> [WRITTEN TASK]: Tally up the lines that include "first" and state that number by itself.

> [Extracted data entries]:

* start *

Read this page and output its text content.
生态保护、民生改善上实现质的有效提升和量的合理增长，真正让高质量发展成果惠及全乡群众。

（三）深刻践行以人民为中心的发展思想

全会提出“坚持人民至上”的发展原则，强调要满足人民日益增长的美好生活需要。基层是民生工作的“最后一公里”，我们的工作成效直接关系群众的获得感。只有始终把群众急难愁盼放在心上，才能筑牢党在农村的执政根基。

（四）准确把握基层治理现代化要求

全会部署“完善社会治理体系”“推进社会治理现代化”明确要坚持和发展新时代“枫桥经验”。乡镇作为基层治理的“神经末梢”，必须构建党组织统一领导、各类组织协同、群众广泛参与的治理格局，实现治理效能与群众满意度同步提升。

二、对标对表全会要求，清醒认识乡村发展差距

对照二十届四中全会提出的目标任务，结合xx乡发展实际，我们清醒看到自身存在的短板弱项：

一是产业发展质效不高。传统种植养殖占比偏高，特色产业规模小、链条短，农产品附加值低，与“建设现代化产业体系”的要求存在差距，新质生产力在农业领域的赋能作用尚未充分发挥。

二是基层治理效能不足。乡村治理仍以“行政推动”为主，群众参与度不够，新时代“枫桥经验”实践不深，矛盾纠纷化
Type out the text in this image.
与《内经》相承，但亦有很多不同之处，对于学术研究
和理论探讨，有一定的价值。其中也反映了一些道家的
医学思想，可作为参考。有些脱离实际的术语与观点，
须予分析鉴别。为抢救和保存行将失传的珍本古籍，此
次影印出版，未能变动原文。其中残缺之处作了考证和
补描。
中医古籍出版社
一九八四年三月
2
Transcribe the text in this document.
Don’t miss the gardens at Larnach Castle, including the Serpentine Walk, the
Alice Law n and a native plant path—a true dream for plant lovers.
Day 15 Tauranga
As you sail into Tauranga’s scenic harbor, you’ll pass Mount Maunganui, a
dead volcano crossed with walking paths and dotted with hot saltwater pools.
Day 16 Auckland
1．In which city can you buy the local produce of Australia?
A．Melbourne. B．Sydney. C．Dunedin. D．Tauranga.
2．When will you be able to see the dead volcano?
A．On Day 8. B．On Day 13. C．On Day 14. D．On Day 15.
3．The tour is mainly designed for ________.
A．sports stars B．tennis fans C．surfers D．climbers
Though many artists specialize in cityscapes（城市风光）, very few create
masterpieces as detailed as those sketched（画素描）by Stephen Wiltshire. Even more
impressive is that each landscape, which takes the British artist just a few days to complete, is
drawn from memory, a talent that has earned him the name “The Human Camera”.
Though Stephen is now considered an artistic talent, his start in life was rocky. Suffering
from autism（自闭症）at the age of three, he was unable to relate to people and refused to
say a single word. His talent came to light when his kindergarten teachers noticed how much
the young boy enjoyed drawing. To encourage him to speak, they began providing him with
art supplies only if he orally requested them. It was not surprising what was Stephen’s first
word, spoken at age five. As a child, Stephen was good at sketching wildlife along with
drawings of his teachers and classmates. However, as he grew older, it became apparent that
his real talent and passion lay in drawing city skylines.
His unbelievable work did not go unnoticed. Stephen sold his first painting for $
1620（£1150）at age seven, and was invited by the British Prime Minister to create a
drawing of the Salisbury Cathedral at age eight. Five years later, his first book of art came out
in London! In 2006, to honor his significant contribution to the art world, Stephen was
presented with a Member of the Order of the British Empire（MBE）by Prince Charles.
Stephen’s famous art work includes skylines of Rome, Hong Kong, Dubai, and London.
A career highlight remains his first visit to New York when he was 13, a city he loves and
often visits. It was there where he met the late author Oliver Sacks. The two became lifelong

* end *

> [ANSWER FOR THE TASK]: 4